**WHAT THIS TASK INVOLVES:** Reproduce the listing below without any change.

**SUPPLIED RECORDS:**
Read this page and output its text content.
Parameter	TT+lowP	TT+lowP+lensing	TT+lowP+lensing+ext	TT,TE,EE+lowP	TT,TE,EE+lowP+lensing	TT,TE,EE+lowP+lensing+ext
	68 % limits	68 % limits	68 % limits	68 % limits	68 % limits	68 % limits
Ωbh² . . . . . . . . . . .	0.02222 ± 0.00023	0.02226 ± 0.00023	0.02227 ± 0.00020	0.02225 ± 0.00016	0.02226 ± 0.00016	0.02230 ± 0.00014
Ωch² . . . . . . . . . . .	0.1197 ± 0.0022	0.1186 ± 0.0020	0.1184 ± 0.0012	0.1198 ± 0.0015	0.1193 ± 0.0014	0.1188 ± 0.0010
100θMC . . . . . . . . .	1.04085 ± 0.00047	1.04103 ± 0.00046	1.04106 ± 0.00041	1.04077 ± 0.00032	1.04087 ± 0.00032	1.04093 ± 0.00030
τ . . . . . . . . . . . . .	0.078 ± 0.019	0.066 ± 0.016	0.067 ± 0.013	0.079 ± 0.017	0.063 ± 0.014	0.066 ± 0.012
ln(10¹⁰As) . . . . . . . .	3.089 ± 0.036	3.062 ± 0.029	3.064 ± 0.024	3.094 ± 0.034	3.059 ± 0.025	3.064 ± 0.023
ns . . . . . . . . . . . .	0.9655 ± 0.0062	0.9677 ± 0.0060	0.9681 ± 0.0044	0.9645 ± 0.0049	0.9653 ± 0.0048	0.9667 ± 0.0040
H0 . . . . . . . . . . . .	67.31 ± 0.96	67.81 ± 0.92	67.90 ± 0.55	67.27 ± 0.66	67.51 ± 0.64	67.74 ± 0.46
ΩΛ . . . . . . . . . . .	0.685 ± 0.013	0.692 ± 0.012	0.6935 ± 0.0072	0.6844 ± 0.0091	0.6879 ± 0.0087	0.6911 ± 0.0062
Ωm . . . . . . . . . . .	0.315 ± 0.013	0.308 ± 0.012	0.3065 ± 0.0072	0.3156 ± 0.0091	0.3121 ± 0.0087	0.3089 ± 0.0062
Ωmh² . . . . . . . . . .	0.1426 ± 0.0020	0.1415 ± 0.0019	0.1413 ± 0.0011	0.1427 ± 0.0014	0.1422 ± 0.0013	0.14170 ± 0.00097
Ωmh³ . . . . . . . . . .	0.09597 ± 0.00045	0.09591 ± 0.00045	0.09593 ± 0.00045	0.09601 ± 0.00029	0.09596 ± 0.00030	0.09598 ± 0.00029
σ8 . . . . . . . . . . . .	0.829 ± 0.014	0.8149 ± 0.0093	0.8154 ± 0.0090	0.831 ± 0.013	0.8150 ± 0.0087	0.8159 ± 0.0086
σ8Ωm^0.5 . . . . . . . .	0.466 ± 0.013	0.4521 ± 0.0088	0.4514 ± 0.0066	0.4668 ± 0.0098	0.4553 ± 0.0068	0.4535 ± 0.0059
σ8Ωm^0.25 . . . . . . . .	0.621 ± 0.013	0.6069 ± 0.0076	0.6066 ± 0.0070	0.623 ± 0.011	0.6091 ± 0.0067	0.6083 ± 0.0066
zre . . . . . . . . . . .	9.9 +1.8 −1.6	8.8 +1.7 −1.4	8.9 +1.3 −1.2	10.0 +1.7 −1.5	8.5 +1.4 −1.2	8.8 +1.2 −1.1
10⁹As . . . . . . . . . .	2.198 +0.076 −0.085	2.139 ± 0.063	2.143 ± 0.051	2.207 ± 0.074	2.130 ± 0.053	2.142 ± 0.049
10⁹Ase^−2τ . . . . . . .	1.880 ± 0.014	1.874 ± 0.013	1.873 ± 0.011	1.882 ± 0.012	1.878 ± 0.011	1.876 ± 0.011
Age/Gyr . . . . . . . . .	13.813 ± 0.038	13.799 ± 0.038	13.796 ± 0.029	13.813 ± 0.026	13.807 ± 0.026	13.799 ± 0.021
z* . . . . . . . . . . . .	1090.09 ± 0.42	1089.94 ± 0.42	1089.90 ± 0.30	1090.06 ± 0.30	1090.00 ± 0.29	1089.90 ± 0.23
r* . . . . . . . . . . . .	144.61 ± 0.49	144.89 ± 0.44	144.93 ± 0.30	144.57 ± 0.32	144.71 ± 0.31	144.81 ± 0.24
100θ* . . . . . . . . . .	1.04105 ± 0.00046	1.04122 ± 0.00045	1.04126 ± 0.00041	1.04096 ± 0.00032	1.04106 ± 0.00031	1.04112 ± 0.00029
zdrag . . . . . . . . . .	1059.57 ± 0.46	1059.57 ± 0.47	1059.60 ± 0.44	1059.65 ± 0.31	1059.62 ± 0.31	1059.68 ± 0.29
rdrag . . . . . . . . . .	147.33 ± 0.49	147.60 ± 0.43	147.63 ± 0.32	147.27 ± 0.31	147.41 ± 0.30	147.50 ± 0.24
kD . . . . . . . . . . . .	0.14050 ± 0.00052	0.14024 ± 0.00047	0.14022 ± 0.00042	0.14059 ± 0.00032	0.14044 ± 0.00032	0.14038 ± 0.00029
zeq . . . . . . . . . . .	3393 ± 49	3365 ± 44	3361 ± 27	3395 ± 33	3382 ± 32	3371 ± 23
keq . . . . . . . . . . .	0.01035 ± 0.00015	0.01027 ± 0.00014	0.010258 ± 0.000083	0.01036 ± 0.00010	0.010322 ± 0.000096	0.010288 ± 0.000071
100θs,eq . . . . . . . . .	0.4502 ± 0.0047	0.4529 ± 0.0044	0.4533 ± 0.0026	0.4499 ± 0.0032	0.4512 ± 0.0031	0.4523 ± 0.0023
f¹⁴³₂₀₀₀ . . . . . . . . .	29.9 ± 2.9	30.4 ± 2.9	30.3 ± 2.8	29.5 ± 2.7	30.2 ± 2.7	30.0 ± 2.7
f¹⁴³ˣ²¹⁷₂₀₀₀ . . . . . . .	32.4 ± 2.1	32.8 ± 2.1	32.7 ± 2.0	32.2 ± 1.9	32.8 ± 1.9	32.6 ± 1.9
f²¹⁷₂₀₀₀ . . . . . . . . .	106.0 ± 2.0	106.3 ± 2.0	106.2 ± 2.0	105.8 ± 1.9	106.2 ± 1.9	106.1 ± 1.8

**RESULT:**
Read this page and output its text content.
Parameter	TT+lowP	TT+lowP+lensing	TT+lowP+lensing+ext	TT,TE,EE+lowP	TT,TE,EE+lowP+lensing	TT,TE,EE+lowP+lensing+ext
	68 % limits	68 % limits	68 % limits	68 % limits	68 % limits	68 % limits
Ωbh² . . . . . . . . . . .	0.02222 ± 0.00023	0.02226 ± 0.00023	0.02227 ± 0.00020	0.02225 ± 0.00016	0.02226 ± 0.00016	0.02230 ± 0.00014
Ωch² . . . . . . . . . . .	0.1197 ± 0.0022	0.1186 ± 0.0020	0.1184 ± 0.0012	0.1198 ± 0.0015	0.1193 ± 0.0014	0.1188 ± 0.0010
100θMC . . . . . . . . .	1.04085 ± 0.00047	1.04103 ± 0.00046	1.04106 ± 0.00041	1.04077 ± 0.00032	1.04087 ± 0.00032	1.04093 ± 0.00030
τ . . . . . . . . . . . . .	0.078 ± 0.019	0.066 ± 0.016	0.067 ± 0.013	0.079 ± 0.017	0.063 ± 0.014	0.066 ± 0.012
ln(10¹⁰As) . . . . . . . .	3.089 ± 0.036	3.062 ± 0.029	3.064 ± 0.024	3.094 ± 0.034	3.059 ± 0.025	3.064 ± 0.023
ns . . . . . . . . . . . .	0.9655 ± 0.0062	0.9677 ± 0.0060	0.9681 ± 0.0044	0.9645 ± 0.0049	0.9653 ± 0.0048	0.9667 ± 0.0040
H0 . . . . . . . . . . . .	67.31 ± 0.96	67.81 ± 0.92	67.90 ± 0.55	67.27 ± 0.66	67.51 ± 0.64	67.74 ± 0.46
ΩΛ . . . . . . . . . . .	0.685 ± 0.013	0.692 ± 0.012	0.6935 ± 0.0072	0.6844 ± 0.0091	0.6879 ± 0.0087	0.6911 ± 0.0062
Ωm . . . . . . . . . . .	0.315 ± 0.013	0.308 ± 0.012	0.3065 ± 0.0072	0.3156 ± 0.0091	0.3121 ± 0.0087	0.3089 ± 0.0062
Ωmh² . . . . . . . . . .	0.1426 ± 0.0020	0.1415 ± 0.0019	0.1413 ± 0.0011	0.1427 ± 0.0014	0.1422 ± 0.0013	0.14170 ± 0.00097
Ωmh³ . . . . . . . . . .	0.09597 ± 0.00045	0.09591 ± 0.00045	0.09593 ± 0.00045	0.09601 ± 0.00029	0.09596 ± 0.00030	0.09598 ± 0.00029
σ8 . . . . . . . . . . . .	0.829 ± 0.014	0.8149 ± 0.0093	0.8154 ± 0.0090	0.831 ± 0.013	0.8150 ± 0.0087	0.8159 ± 0.0086
σ8Ωm^0.5 . . . . . . . .	0.466 ± 0.013	0.4521 ± 0.0088	0.4514 ± 0.0066	0.4668 ± 0.0098	0.4553 ± 0.0068	0.4535 ± 0.0059
σ8Ωm^0.25 . . . . . . . .	0.621 ± 0.013	0.6069 ± 0.0076	0.6066 ± 0.0070	0.623 ± 0.011	0.6091 ± 0.0067	0.6083 ± 0.0066
zre . . . . . . . . . . .	9.9 +1.8 −1.6	8.8 +1.7 −1.4	8.9 +1.3 −1.2	10.0 +1.7 −1.5	8.5 +1.4 −1.2	8.8 +1.2 −1.1
10⁹As . . . . . . . . . .	2.198 +0.076 −0.085	2.139 ± 0.063	2.143 ± 0.051	2.207 ± 0.074	2.130 ± 0.053	2.142 ± 0.049
10⁹Ase^−2τ . . . . . . .	1.880 ± 0.014	1.874 ± 0.013	1.873 ± 0.011	1.882 ± 0.012	1.878 ± 0.011	1.876 ± 0.011
Age/Gyr . . . . . . . . .	13.813 ± 0.038	13.799 ± 0.038	13.796 ± 0.029	13.813 ± 0.026	13.807 ± 0.026	13.799 ± 0.021
z* . . . . . . . . . . . .	1090.09 ± 0.42	1089.94 ± 0.42	1089.90 ± 0.30	1090.06 ± 0.30	1090.00 ± 0.29	1089.90 ± 0.23
r* . . . . . . . . . . . .	144.61 ± 0.49	144.89 ± 0.44	144.93 ± 0.30	144.57 ± 0.32	144.71 ± 0.31	144.81 ± 0.24
100θ* . . . . . . . . . .	1.04105 ± 0.00046	1.04122 ± 0.00045	1.04126 ± 0.00041	1.04096 ± 0.00032	1.04106 ± 0.00031	1.04112 ± 0.00029
zdrag . . . . . . . . . .	1059.57 ± 0.46	1059.57 ± 0.47	1059.60 ± 0.44	1059.65 ± 0.31	1059.62 ± 0.31	1059.68 ± 0.29
rdrag . . . . . . . . . .	147.33 ± 0.49	147.60 ± 0.43	147.63 ± 0.32	147.27 ± 0.31	147.41 ± 0.30	147.50 ± 0.24
kD . . . . . . . . . . . .	0.14050 ± 0.00052	0.14024 ± 0.00047	0.14022 ± 0.00042	0.14059 ± 0.00032	0.14044 ± 0.00032	0.14038 ± 0.00029
zeq . . . . . . . . . . .	3393 ± 49	3365 ± 44	3361 ± 27	3395 ± 33	3382 ± 32	3371 ± 23
keq . . . . . . . . . . .	0.01035 ± 0.00015	0.01027 ± 0.00014	0.010258 ± 0.000083	0.01036 ± 0.00010	0.010322 ± 0.000096	0.010288 ± 0.000071
100θs,eq . . . . . . . . .	0.4502 ± 0.0047	0.4529 ± 0.0044	0.4533 ± 0.0026	0.4499 ± 0.0032	0.4512 ± 0.0031	0.4523 ± 0.0023
f¹⁴³₂₀₀₀ . . . . . . . . .	29.9 ± 2.9	30.4 ± 2.9	30.3 ± 2.8	29.5 ± 2.7	30.2 ± 2.7	30.0 ± 2.7
f¹⁴³ˣ²¹⁷₂₀₀₀ . . . . . . .	32.4 ± 2.1	32.8 ± 2.1	32.7 ± 2.0	32.2 ± 1.9	32.8 ± 1.9	32.6 ± 1.9
f²¹⁷₂₀₀₀ . . . . . . . . .	106.0 ± 2.0	106.3 ± 2.0	106.2 ± 2.0	105.8 ± 1.9	106.2 ± 1.9	106.1 ± 1.8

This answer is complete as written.